▶ Provided material
^^^^^^^^^^^^^^^^

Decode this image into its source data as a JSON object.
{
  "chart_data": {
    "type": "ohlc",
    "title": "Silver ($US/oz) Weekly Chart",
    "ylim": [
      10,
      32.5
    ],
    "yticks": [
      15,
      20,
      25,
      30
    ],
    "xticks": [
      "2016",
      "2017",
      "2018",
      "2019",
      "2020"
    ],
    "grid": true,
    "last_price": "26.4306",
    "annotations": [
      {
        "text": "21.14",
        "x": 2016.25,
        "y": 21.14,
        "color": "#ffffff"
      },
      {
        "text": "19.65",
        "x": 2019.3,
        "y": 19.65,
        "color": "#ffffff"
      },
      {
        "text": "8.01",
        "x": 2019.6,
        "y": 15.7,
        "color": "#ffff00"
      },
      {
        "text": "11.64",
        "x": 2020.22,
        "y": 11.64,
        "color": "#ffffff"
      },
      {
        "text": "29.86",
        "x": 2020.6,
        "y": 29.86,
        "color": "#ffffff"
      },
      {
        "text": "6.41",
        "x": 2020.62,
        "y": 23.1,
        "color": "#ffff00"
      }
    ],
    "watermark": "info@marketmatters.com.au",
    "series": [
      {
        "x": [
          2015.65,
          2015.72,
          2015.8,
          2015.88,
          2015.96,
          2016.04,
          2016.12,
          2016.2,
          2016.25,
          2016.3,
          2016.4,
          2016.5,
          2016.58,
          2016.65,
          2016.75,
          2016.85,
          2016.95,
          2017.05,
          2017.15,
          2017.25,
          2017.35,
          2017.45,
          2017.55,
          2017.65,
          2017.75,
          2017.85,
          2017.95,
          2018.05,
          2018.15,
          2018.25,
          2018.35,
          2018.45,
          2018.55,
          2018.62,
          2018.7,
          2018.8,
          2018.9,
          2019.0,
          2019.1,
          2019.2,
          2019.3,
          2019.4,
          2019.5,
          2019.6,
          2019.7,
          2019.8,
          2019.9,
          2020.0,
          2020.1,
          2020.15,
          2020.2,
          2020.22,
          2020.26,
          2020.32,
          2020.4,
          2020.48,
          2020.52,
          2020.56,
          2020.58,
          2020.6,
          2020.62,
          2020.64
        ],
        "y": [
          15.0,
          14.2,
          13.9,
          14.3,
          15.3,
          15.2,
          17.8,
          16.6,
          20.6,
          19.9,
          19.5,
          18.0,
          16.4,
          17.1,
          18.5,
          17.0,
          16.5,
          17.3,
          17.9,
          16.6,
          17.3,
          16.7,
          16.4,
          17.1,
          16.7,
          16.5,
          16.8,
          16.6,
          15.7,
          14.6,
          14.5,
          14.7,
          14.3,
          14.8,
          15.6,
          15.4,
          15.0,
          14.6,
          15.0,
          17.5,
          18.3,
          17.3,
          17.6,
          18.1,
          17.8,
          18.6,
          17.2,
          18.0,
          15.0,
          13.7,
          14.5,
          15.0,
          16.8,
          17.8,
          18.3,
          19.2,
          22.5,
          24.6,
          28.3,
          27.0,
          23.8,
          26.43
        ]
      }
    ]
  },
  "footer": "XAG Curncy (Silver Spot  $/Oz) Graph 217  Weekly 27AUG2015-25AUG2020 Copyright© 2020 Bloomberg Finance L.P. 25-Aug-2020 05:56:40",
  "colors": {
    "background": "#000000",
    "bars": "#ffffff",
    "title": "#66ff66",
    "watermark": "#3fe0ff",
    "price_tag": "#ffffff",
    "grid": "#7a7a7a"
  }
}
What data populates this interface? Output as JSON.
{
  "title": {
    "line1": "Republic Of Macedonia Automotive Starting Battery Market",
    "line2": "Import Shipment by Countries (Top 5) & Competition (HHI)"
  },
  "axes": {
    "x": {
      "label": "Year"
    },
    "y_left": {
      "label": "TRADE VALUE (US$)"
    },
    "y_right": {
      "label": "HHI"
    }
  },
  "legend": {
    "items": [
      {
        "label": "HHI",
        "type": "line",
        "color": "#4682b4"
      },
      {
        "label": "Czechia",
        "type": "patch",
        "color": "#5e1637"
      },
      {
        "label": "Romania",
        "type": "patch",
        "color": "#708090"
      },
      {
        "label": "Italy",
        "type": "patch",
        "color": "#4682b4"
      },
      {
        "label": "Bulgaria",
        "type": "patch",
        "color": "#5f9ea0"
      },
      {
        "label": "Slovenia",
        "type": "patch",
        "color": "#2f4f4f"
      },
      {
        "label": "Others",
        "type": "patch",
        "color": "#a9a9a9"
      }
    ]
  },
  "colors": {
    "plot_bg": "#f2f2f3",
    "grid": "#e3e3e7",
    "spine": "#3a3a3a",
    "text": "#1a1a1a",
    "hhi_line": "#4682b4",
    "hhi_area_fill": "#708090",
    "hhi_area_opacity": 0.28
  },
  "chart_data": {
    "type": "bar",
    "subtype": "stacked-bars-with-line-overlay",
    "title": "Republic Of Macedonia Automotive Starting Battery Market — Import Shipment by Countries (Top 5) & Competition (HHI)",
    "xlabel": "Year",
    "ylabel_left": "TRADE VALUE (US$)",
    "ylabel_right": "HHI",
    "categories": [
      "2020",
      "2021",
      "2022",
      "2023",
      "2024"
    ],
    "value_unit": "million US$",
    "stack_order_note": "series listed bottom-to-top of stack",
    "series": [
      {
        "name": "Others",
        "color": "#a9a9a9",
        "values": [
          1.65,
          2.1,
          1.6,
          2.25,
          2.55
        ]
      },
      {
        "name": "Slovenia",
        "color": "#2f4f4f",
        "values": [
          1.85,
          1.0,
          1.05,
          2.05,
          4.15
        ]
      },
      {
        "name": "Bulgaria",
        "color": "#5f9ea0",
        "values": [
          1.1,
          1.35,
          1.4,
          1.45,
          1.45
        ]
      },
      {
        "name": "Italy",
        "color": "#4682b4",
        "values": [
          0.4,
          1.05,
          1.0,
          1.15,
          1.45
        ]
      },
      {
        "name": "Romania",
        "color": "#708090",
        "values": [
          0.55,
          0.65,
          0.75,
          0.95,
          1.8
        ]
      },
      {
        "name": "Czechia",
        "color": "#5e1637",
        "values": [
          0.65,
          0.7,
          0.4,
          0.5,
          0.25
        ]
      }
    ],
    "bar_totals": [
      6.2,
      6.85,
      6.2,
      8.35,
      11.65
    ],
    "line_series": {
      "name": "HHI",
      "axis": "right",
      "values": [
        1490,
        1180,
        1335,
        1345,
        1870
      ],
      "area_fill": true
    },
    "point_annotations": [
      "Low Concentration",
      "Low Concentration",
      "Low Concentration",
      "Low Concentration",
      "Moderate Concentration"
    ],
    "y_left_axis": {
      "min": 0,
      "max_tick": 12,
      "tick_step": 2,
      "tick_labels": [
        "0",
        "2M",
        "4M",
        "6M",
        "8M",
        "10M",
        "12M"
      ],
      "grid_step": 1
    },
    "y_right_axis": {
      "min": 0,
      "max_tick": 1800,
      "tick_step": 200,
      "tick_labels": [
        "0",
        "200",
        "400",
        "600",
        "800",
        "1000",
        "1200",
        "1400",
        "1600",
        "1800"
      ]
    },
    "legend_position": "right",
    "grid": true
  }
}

^^^^^^^^^^^^^^^^

▶ Written task
Copy all of the material word for word.

▶ Solved problem
Decode this image into its source data as a JSON object.
{
  "chart_data": {
    "type": "ohlc",
    "title": "Silver ($US/oz) Weekly Chart",
    "ylim": [
      10,
      32.5
    ],
    "yticks": [
      15,
      20,
      25,
      30
    ],
    "xticks": [
      "2016",
      "2017",
      "2018",
      "2019",
      "2020"
    ],
    "grid": true,
    "last_price": "26.4306",
    "annotations": [
      {
        "text": "21.14",
        "x": 2016.25,
        "y": 21.14,
        "color": "#ffffff"
      },
      {
        "text": "19.65",
        "x": 2019.3,
        "y": 19.65,
        "color": "#ffffff"
      },
      {
        "text": "8.01",
        "x": 2019.6,
        "y": 15.7,
        "color": "#ffff00"
      },
      {
        "text": "11.64",
        "x": 2020.22,
        "y": 11.64,
        "color": "#ffffff"
      },
      {
        "text": "29.86",
        "x": 2020.6,
        "y": 29.86,
        "color": "#ffffff"
      },
      {
        "text": "6.41",
        "x": 2020.62,
        "y": 23.1,
        "color": "#ffff00"
      }
    ],
    "watermark": "info@marketmatters.com.au",
    "series": [
      {
        "x": [
          2015.65,
          2015.72,
          2015.8,
          2015.88,
          2015.96,
          2016.04,
          2016.12,
          2016.2,
          2016.25,
          2016.3,
          2016.4,
          2016.5,
          2016.58,
          2016.65,
          2016.75,
          2016.85,
          2016.95,
          2017.05,
          2017.15,
          2017.25,
          2017.35,
          2017.45,
          2017.55,
          2017.65,
          2017.75,
          2017.85,
          2017.95,
          2018.05,
          2018.15,
          2018.25,
          2018.35,
          2018.45,
          2018.55,
          2018.62,
          2018.7,
          2018.8,
          2018.9,
          2019.0,
          2019.1,
          2019.2,
          2019.3,
          2019.4,
          2019.5,
          2019.6,
          2019.7,
          2019.8,
          2019.9,
          2020.0,
          2020.1,
          2020.15,
          2020.2,
          2020.22,
          2020.26,
          2020.32,
          2020.4,
          2020.48,
          2020.52,
          2020.56,
          2020.58,
          2020.6,
          2020.62,
          2020.64
        ],
        "y": [
          15.0,
          14.2,
          13.9,
          14.3,
          15.3,
          15.2,
          17.8,
          16.6,
          20.6,
          19.9,
          19.5,
          18.0,
          16.4,
          17.1,
          18.5,
          17.0,
          16.5,
          17.3,
          17.9,
          16.6,
          17.3,
          16.7,
          16.4,
          17.1,
          16.7,
          16.5,
          16.8,
          16.6,
          15.7,
          14.6,
          14.5,
          14.7,
          14.3,
          14.8,
          15.6,
          15.4,
          15.0,
          14.6,
          15.0,
          17.5,
          18.3,
          17.3,
          17.6,
          18.1,
          17.8,
          18.6,
          17.2,
          18.0,
          15.0,
          13.7,
          14.5,
          15.0,
          16.8,
          17.8,
          18.3,
          19.2,
          22.5,
          24.6,
          28.3,
          27.0,
          23.8,
          26.43
        ]
      }
    ]
  },
  "footer": "XAG Curncy (Silver Spot  $/Oz) Graph 217  Weekly 27AUG2015-25AUG2020 Copyright© 2020 Bloomberg Finance L.P. 25-Aug-2020 05:56:40",
  "colors": {
    "background": "#000000",
    "bars": "#ffffff",
    "title": "#66ff66",
    "watermark": "#3fe0ff",
    "price_tag": "#ffffff",
    "grid": "#7a7a7a"
  }
}
What data populates this interface? Output as JSON.
{
  "title": {
    "line1": "Republic Of Macedonia Automotive Starting Battery Market",
    "line2": "Import Shipment by Countries (Top 5) & Competition (HHI)"
  },
  "axes": {
    "x": {
      "label": "Year"
    },
    "y_left": {
      "label": "TRADE VALUE (US$)"
    },
    "y_right": {
      "label": "HHI"
    }
  },
  "legend": {
    "items": [
      {
        "label": "HHI",
        "type": "line",
        "color": "#4682b4"
      },
      {
        "label": "Czechia",
        "type": "patch",
        "color": "#5e1637"
      },
      {
        "label": "Romania",
        "type": "patch",
        "color": "#708090"
      },
      {
        "label": "Italy",
        "type": "patch",
        "color": "#4682b4"
      },
      {
        "label": "Bulgaria",
        "type": "patch",
        "color": "#5f9ea0"
      },
      {
        "label": "Slovenia",
        "type": "patch",
        "color": "#2f4f4f"
      },
      {
        "label": "Others",
        "type": "patch",
        "color": "#a9a9a9"
      }
    ]
  },
  "colors": {
    "plot_bg": "#f2f2f3",
    "grid": "#e3e3e7",
    "spine": "#3a3a3a",
    "text": "#1a1a1a",
    "hhi_line": "#4682b4",
    "hhi_area_fill": "#708090",
    "hhi_area_opacity": 0.28
  },
  "chart_data": {
    "type": "bar",
    "subtype": "stacked-bars-with-line-overlay",
    "title": "Republic Of Macedonia Automotive Starting Battery Market — Import Shipment by Countries (Top 5) & Competition (HHI)",
    "xlabel": "Year",
    "ylabel_left": "TRADE VALUE (US$)",
    "ylabel_right": "HHI",
    "categories": [
      "2020",
      "2021",
      "2022",
      "2023",
      "2024"
    ],
    "value_unit": "million US$",
    "stack_order_note": "series listed bottom-to-top of stack",
    "series": [
      {
        "name": "Others",
        "color": "#a9a9a9",
        "values": [
          1.65,
          2.1,
          1.6,
          2.25,
          2.55
        ]
      },
      {
        "name": "Slovenia",
        "color": "#2f4f4f",
        "values": [
          1.85,
          1.0,
          1.05,
          2.05,
          4.15
        ]
      },
      {
        "name": "Bulgaria",
        "color": "#5f9ea0",
        "values": [
          1.1,
          1.35,
          1.4,
          1.45,
          1.45
        ]
      },
      {
        "name": "Italy",
        "color": "#4682b4",
        "values": [
          0.4,
          1.05,
          1.0,
          1.15,
          1.45
        ]
      },
      {
        "name": "Romania",
        "color": "#708090",
        "values": [
          0.55,
          0.65,
          0.75,
          0.95,
          1.8
        ]
      },
      {
        "name": "Czechia",
        "color": "#5e1637",
        "values": [
          0.65,
          0.7,
          0.4,
          0.5,
          0.25
        ]
      }
    ],
    "bar_totals": [
      6.2,
      6.85,
      6.2,
      8.35,
      11.65
    ],
    "line_series": {
      "name": "HHI",
      "axis": "right",
      "values": [
        1490,
        1180,
        1335,
        1345,
        1870
      ],
      "area_fill": true
    },
    "point_annotations": [
      "Low Concentration",
      "Low Concentration",
      "Low Concentration",
      "Low Concentration",
      "Moderate Concentration"
    ],
    "y_left_axis": {
      "min": 0,
      "max_tick": 12,
      "tick_step": 2,
      "tick_labels": [
        "0",
        "2M",
        "4M",
        "6M",
        "8M",
        "10M",
        "12M"
      ],
      "grid_step": 1
    },
    "y_right_axis": {
      "min": 0,
      "max_tick": 1800,
      "tick_step": 200,
      "tick_labels": [
        "0",
        "200",
        "400",
        "600",
        "800",
        "1000",
        "1200",
        "1400",
        "1600",
        "1800"
      ]
    },
    "legend_position": "right",
    "grid": true
  }
}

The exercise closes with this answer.